- **TASK MATERIAL**:
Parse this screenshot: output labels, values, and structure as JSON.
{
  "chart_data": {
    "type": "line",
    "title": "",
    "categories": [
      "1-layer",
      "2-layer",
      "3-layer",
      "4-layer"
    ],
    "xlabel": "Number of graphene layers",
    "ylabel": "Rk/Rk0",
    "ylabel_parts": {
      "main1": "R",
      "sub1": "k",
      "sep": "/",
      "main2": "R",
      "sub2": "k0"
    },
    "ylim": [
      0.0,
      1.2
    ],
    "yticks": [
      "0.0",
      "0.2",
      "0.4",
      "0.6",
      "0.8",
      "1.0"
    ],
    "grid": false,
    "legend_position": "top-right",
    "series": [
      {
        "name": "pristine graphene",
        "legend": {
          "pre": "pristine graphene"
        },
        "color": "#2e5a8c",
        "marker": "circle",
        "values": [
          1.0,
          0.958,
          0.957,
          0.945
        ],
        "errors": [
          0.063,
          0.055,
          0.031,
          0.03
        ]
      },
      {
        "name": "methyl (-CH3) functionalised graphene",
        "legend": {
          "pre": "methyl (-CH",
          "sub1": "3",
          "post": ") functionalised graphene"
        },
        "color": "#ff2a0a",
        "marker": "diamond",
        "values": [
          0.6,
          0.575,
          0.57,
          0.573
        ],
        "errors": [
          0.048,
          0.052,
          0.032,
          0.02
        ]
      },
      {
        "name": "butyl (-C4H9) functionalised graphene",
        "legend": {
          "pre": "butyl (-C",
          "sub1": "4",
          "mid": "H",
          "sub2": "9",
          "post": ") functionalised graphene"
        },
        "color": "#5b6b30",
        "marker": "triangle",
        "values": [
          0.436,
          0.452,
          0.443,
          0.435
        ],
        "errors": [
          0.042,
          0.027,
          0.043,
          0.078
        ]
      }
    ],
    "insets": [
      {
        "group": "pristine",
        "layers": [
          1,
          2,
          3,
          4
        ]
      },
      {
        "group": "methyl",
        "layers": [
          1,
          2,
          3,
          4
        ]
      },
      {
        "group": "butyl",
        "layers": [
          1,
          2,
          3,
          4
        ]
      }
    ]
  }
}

- **YOUR TASK**: The word "butyl" may turn up on some lines of these records; say how many, with no other words.

- **THE COMPLETED TASK**: 3